▶ INFORMATION SHOWN

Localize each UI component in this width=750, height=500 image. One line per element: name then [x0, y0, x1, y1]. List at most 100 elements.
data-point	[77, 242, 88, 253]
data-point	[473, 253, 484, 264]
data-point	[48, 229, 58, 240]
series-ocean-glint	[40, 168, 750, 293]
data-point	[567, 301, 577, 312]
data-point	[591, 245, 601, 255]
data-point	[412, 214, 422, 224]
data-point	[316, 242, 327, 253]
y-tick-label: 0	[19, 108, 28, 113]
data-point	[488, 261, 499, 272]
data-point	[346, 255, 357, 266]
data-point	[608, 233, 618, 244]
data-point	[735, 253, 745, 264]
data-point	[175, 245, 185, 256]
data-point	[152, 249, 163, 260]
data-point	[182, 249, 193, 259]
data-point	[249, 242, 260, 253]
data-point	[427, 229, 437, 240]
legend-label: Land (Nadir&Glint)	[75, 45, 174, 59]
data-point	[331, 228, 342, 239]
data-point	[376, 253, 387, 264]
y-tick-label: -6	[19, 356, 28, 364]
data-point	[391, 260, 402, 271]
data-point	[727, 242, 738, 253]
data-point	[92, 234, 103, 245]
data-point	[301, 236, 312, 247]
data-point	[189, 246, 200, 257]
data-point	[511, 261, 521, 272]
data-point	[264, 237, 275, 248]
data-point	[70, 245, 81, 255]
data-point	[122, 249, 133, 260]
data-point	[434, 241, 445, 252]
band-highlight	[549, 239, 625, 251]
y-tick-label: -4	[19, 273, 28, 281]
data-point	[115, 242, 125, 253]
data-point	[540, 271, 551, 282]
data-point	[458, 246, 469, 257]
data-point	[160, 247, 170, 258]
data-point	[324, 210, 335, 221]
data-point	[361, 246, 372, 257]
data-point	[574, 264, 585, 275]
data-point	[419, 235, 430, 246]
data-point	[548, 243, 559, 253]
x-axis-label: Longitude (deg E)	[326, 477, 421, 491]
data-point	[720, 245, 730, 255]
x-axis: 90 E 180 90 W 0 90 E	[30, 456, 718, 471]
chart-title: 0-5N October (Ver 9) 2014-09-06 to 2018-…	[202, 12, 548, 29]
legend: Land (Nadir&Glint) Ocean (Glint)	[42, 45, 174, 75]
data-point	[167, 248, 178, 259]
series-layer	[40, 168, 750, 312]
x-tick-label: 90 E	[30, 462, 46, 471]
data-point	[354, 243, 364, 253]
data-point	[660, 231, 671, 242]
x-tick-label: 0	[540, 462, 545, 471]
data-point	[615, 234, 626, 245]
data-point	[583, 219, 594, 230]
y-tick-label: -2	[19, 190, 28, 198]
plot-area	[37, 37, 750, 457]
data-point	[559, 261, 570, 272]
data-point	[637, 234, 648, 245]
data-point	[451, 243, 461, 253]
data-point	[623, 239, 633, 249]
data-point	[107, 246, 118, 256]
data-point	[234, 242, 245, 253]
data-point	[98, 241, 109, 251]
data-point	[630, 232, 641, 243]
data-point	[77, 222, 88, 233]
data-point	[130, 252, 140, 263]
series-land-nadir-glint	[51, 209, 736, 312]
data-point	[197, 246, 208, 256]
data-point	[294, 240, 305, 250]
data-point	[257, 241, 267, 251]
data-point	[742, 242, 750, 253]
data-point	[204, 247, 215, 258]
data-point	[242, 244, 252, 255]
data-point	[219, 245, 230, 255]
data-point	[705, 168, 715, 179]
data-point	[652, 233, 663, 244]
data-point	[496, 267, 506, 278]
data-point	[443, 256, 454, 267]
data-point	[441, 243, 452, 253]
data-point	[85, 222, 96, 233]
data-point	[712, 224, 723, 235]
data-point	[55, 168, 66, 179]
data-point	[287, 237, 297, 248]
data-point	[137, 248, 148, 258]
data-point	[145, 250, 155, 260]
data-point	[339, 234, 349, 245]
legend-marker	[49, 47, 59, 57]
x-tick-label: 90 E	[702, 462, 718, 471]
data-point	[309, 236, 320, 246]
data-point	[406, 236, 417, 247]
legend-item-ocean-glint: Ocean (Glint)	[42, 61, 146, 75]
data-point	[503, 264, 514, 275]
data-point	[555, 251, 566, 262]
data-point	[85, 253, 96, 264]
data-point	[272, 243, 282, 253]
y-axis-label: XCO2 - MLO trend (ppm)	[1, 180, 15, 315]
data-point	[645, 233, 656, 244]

▶ EXERCISE DESCRIPTION
Could you reproduce all of the rows above verbatim, in their original order and without any changes?

▶ RESULT OF THIS TASK
Localize each UI component in this width=750, height=500 image. One line per element: name then [x0, y0, x1, y1]. List at most 100 elements.
data-point	[77, 242, 88, 253]
data-point	[473, 253, 484, 264]
data-point	[48, 229, 58, 240]
series-ocean-glint	[40, 168, 750, 293]
data-point	[567, 301, 577, 312]
data-point	[591, 245, 601, 255]
data-point	[412, 214, 422, 224]
data-point	[316, 242, 327, 253]
y-tick-label: 0	[19, 108, 28, 113]
data-point	[488, 261, 499, 272]
data-point	[346, 255, 357, 266]
data-point	[608, 233, 618, 244]
data-point	[735, 253, 745, 264]
data-point	[175, 245, 185, 256]
data-point	[152, 249, 163, 260]
data-point	[182, 249, 193, 259]
data-point	[249, 242, 260, 253]
data-point	[427, 229, 437, 240]
legend-label: Land (Nadir&Glint)	[75, 45, 174, 59]
data-point	[331, 228, 342, 239]
data-point	[376, 253, 387, 264]
y-tick-label: -6	[19, 356, 28, 364]
data-point	[391, 260, 402, 271]
data-point	[727, 242, 738, 253]
data-point	[92, 234, 103, 245]
data-point	[301, 236, 312, 247]
data-point	[189, 246, 200, 257]
data-point	[511, 261, 521, 272]
data-point	[264, 237, 275, 248]
data-point	[70, 245, 81, 255]
data-point	[122, 249, 133, 260]
data-point	[434, 241, 445, 252]
band-highlight	[549, 239, 625, 251]
y-tick-label: -4	[19, 273, 28, 281]
data-point	[115, 242, 125, 253]
data-point	[540, 271, 551, 282]
data-point	[458, 246, 469, 257]
data-point	[160, 247, 170, 258]
data-point	[324, 210, 335, 221]
data-point	[361, 246, 372, 257]
data-point	[574, 264, 585, 275]
data-point	[419, 235, 430, 246]
data-point	[548, 243, 559, 253]
x-axis-label: Longitude (deg E)	[326, 477, 421, 491]
data-point	[720, 245, 730, 255]
x-axis: 90 E 180 90 W 0 90 E	[30, 456, 718, 471]
chart-title: 0-5N October (Ver 9) 2014-09-06 to 2018-…	[202, 12, 548, 29]
legend: Land (Nadir&Glint) Ocean (Glint)	[42, 45, 174, 75]
data-point	[167, 248, 178, 259]
series-layer	[40, 168, 750, 312]
x-tick-label: 90 E	[30, 462, 46, 471]
data-point	[354, 243, 364, 253]
data-point	[660, 231, 671, 242]
x-tick-label: 0	[540, 462, 545, 471]
data-point	[615, 234, 626, 245]
data-point	[583, 219, 594, 230]
y-tick-label: -2	[19, 190, 28, 198]
plot-area	[37, 37, 750, 457]
data-point	[559, 261, 570, 272]
data-point	[637, 234, 648, 245]
data-point	[451, 243, 461, 253]
data-point	[623, 239, 633, 249]
data-point	[107, 246, 118, 256]
data-point	[234, 242, 245, 253]
data-point	[98, 241, 109, 251]
data-point	[630, 232, 641, 243]
data-point	[77, 222, 88, 233]
data-point	[130, 252, 140, 263]
series-land-nadir-glint	[51, 209, 736, 312]
data-point	[197, 246, 208, 256]
data-point	[294, 240, 305, 250]
data-point	[257, 241, 267, 251]
data-point	[742, 242, 750, 253]
data-point	[204, 247, 215, 258]
data-point	[242, 244, 252, 255]
data-point	[219, 245, 230, 255]
data-point	[705, 168, 715, 179]
data-point	[652, 233, 663, 244]
data-point	[496, 267, 506, 278]
data-point	[443, 256, 454, 267]
data-point	[441, 243, 452, 253]
data-point	[85, 222, 96, 233]
data-point	[712, 224, 723, 235]
data-point	[55, 168, 66, 179]
data-point	[287, 237, 297, 248]
data-point	[137, 248, 148, 258]
data-point	[145, 250, 155, 260]
data-point	[339, 234, 349, 245]
legend-marker	[49, 47, 59, 57]
x-tick-label: 90 E	[702, 462, 718, 471]
data-point	[309, 236, 320, 246]
data-point	[406, 236, 417, 247]
legend-item-ocean-glint: Ocean (Glint)	[42, 61, 146, 75]
data-point	[503, 264, 514, 275]
data-point	[555, 251, 566, 262]
data-point	[85, 253, 96, 264]
data-point	[272, 243, 282, 253]
y-axis-label: XCO2 - MLO trend (ppm)	[1, 180, 15, 315]
data-point	[645, 233, 656, 244]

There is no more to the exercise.